_Exercise description_
Convert the lines below into a JSON list of strings, one string for each line, and omit any blank lines.

_Entries_

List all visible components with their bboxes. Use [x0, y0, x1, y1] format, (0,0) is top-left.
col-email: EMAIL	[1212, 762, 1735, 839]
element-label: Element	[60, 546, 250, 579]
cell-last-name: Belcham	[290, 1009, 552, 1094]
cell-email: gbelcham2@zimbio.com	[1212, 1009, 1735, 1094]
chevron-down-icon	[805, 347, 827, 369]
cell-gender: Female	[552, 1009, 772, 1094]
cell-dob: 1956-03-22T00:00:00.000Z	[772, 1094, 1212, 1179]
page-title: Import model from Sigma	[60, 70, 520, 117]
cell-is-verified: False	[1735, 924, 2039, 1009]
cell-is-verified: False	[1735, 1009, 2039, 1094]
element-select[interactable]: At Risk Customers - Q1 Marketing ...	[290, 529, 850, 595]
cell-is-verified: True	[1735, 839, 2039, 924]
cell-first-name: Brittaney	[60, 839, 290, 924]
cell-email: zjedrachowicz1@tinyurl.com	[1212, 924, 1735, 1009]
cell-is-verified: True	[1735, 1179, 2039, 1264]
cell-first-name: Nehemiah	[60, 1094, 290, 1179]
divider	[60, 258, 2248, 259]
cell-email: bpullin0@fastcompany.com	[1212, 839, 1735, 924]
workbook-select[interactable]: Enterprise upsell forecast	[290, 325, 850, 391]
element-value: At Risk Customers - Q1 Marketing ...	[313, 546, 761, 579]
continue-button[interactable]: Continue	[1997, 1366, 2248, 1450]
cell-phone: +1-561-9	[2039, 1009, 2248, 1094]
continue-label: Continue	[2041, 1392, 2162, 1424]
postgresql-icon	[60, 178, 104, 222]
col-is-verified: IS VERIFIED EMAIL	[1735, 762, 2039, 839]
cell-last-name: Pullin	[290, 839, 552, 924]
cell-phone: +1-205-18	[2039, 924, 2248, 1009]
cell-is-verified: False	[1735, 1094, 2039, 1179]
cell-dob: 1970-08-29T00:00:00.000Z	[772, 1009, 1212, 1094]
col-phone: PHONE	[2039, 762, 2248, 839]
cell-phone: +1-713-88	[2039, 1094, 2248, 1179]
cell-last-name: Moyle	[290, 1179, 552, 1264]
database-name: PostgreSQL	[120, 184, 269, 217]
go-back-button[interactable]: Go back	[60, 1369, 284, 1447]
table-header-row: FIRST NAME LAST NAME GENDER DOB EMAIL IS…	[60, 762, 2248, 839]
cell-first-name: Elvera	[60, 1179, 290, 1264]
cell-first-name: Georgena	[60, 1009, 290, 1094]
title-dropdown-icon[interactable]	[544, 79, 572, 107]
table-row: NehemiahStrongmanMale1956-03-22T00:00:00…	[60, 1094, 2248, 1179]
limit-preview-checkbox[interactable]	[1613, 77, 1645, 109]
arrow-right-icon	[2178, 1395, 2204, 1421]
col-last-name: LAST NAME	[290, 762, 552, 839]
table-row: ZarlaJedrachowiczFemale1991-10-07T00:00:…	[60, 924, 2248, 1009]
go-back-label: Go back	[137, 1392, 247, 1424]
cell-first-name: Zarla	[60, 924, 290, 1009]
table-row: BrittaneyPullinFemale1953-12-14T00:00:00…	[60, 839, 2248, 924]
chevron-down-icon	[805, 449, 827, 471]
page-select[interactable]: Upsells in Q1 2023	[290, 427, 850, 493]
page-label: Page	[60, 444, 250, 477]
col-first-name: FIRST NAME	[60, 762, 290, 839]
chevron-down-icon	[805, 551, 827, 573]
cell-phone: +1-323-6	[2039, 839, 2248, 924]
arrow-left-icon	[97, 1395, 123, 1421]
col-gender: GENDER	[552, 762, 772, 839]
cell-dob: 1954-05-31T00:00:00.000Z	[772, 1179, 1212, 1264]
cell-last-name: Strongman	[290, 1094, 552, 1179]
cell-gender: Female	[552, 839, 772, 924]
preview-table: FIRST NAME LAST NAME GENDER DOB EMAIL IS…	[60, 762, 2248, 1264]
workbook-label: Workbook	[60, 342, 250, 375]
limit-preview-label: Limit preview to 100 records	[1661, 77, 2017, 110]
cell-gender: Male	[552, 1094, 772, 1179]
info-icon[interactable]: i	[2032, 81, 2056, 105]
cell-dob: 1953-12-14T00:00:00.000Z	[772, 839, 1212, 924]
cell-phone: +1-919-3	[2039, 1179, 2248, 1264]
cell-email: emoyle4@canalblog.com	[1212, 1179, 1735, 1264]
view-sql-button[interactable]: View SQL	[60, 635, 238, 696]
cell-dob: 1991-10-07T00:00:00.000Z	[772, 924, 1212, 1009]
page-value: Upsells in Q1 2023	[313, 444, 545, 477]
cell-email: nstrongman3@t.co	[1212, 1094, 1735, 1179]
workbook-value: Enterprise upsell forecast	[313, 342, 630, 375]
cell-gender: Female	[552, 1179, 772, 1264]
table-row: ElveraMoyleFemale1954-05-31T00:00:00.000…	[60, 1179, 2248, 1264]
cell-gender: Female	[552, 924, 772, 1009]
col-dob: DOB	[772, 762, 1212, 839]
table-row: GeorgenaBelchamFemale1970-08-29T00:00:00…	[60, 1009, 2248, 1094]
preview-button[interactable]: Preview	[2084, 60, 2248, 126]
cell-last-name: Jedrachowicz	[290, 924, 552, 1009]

_Solution to this problem_
[
  "List all visible components with their bboxes. Use [x0, y0, x1, y1] format, (0,0) is top-left.",
  "col-email: EMAIL\t[1212, 762, 1735, 839]",
  "element-label: Element\t[60, 546, 250, 579]",
  "cell-last-name: Belcham\t[290, 1009, 552, 1094]",
  "cell-email: gbelcham2@zimbio.com\t[1212, 1009, 1735, 1094]",
  "chevron-down-icon\t[805, 347, 827, 369]",
  "cell-gender: Female\t[552, 1009, 772, 1094]",
  "cell-dob: 1956-03-22T00:00:00.000Z\t[772, 1094, 1212, 1179]",
  "page-title: Import model from Sigma\t[60, 70, 520, 117]",
  "cell-is-verified: False\t[1735, 924, 2039, 1009]",
  "cell-is-verified: False\t[1735, 1009, 2039, 1094]",
  "element-select[interactable]: At Risk Customers - Q1 Marketing ...\t[290, 529, 850, 595]",
  "cell-is-verified: True\t[1735, 839, 2039, 924]",
  "cell-first-name: Brittaney\t[60, 839, 290, 924]",
  "cell-email: zjedrachowicz1@tinyurl.com\t[1212, 924, 1735, 1009]",
  "cell-is-verified: True\t[1735, 1179, 2039, 1264]",
  "cell-first-name: Nehemiah\t[60, 1094, 290, 1179]",
  "divider\t[60, 258, 2248, 259]",
  "cell-email: bpullin0@fastcompany.com\t[1212, 839, 1735, 924]",
  "workbook-select[interactable]: Enterprise upsell forecast\t[290, 325, 850, 391]",
  "element-value: At Risk Customers - Q1 Marketing ...\t[313, 546, 761, 579]",
  "continue-button[interactable]: Continue\t[1997, 1366, 2248, 1450]",
  "cell-phone: +1-561-9\t[2039, 1009, 2248, 1094]",
  "continue-label: Continue\t[2041, 1392, 2162, 1424]",
  "postgresql-icon\t[60, 178, 104, 222]",
  "col-is-verified: IS VERIFIED EMAIL\t[1735, 762, 2039, 839]",
  "cell-last-name: Pullin\t[290, 839, 552, 924]",
  "cell-phone: +1-205-18\t[2039, 924, 2248, 1009]",
  "cell-is-verified: False\t[1735, 1094, 2039, 1179]",
  "cell-dob: 1970-08-29T00:00:00.000Z\t[772, 1009, 1212, 1094]",
  "col-phone: PHONE\t[2039, 762, 2248, 839]",
  "cell-phone: +1-713-88\t[2039, 1094, 2248, 1179]",
  "cell-last-name: Moyle\t[290, 1179, 552, 1264]",
  "database-name: PostgreSQL\t[120, 184, 269, 217]",
  "go-back-button[interactable]: Go back\t[60, 1369, 284, 1447]",
  "table-header-row: FIRST NAME LAST NAME GENDER DOB EMAIL IS…\t[60, 762, 2248, 839]",
  "cell-first-name: Elvera\t[60, 1179, 290, 1264]",
  "cell-first-name: Georgena\t[60, 1009, 290, 1094]",
  "title-dropdown-icon[interactable]\t[544, 79, 572, 107]",
  "table-row: NehemiahStrongmanMale1956-03-22T00:00:00…\t[60, 1094, 2248, 1179]",
  "limit-preview-checkbox[interactable]\t[1613, 77, 1645, 109]",
  "arrow-right-icon\t[2178, 1395, 2204, 1421]",
  "col-last-name: LAST NAME\t[290, 762, 552, 839]",
  "table-row: ZarlaJedrachowiczFemale1991-10-07T00:00:…\t[60, 924, 2248, 1009]",
  "go-back-label: Go back\t[137, 1392, 247, 1424]",
  "cell-first-name: Zarla\t[60, 924, 290, 1009]",
  "table-row: BrittaneyPullinFemale1953-12-14T00:00:00…\t[60, 839, 2248, 924]",
  "chevron-down-icon\t[805, 449, 827, 471]",
  "page-select[interactable]: Upsells in Q1 2023\t[290, 427, 850, 493]",
  "page-label: Page\t[60, 444, 250, 477]",
  "col-first-name: FIRST NAME\t[60, 762, 290, 839]",
  "chevron-down-icon\t[805, 551, 827, 573]",
  "cell-phone: +1-323-6\t[2039, 839, 2248, 924]",
  "arrow-left-icon\t[97, 1395, 123, 1421]",
  "col-gender: GENDER\t[552, 762, 772, 839]",
  "cell-dob: 1954-05-31T00:00:00.000Z\t[772, 1179, 1212, 1264]",
  "cell-last-name: Strongman\t[290, 1094, 552, 1179]",
  "cell-gender: Female\t[552, 839, 772, 924]",
  "preview-table: FIRST NAME LAST NAME GENDER DOB EMAIL IS…\t[60, 762, 2248, 1264]",
  "workbook-label: Workbook\t[60, 342, 250, 375]",
  "limit-preview-label: Limit preview to 100 records\t[1661, 77, 2017, 110]",
  "cell-gender: Male\t[552, 1094, 772, 1179]",
  "info-icon[interactable]: i\t[2032, 81, 2056, 105]",
  "cell-dob: 1953-12-14T00:00:00.000Z\t[772, 839, 1212, 924]",
  "cell-phone: +1-919-3\t[2039, 1179, 2248, 1264]",
  "cell-email: emoyle4@canalblog.com\t[1212, 1179, 1735, 1264]",
  "view-sql-button[interactable]: View SQL\t[60, 635, 238, 696]",
  "cell-dob: 1991-10-07T00:00:00.000Z\t[772, 924, 1212, 1009]",
  "page-value: Upsells in Q1 2023\t[313, 444, 545, 477]",
  "cell-email: nstrongman3@t.co\t[1212, 1094, 1735, 1179]",
  "workbook-value: Enterprise upsell forecast\t[313, 342, 630, 375]",
  "cell-gender: Female\t[552, 1179, 772, 1264]",
  "table-row: ElveraMoyleFemale1954-05-31T00:00:00.000…\t[60, 1179, 2248, 1264]",
  "cell-gender: Female\t[552, 924, 772, 1009]",
  "col-dob: DOB\t[772, 762, 1212, 839]",
  "table-row: GeorgenaBelchamFemale1970-08-29T00:00:00…\t[60, 1009, 2248, 1094]",
  "preview-button[interactable]: Preview\t[2084, 60, 2248, 126]",
  "cell-last-name: Jedrachowicz\t[290, 924, 552, 1009]"
]